» What the task asks
Will you write out the data exactly, excluding every picture?

[Data items]
=======
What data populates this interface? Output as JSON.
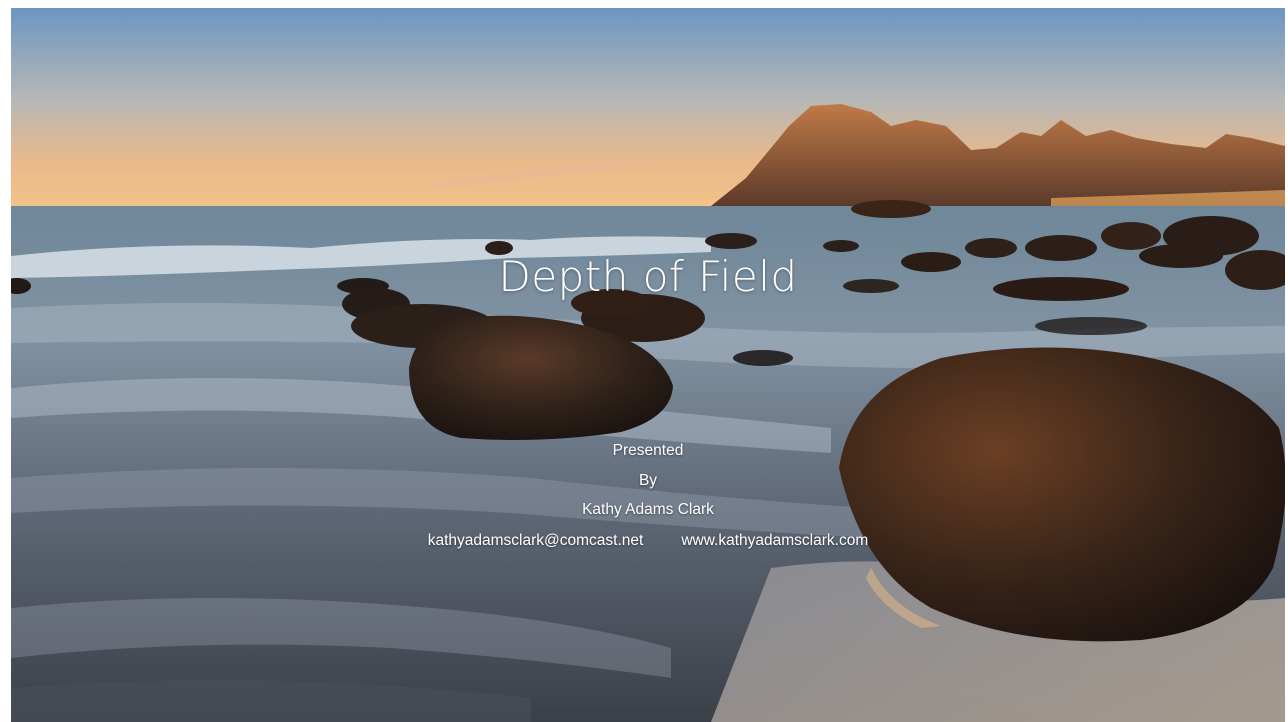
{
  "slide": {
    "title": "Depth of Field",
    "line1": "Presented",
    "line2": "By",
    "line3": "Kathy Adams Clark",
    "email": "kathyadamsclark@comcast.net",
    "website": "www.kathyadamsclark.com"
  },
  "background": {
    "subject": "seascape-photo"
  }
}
=======
» Output for this exercise
What data populates this interface? Output as JSON.
{
  "slide": {
    "title": "Depth of Field",
    "line1": "Presented",
    "line2": "By",
    "line3": "Kathy Adams Clark",
    "email": "kathyadamsclark@comcast.net",
    "website": "www.kathyadamsclark.com"
  },
  "background": {
    "subject": "seascape-photo"
  }
}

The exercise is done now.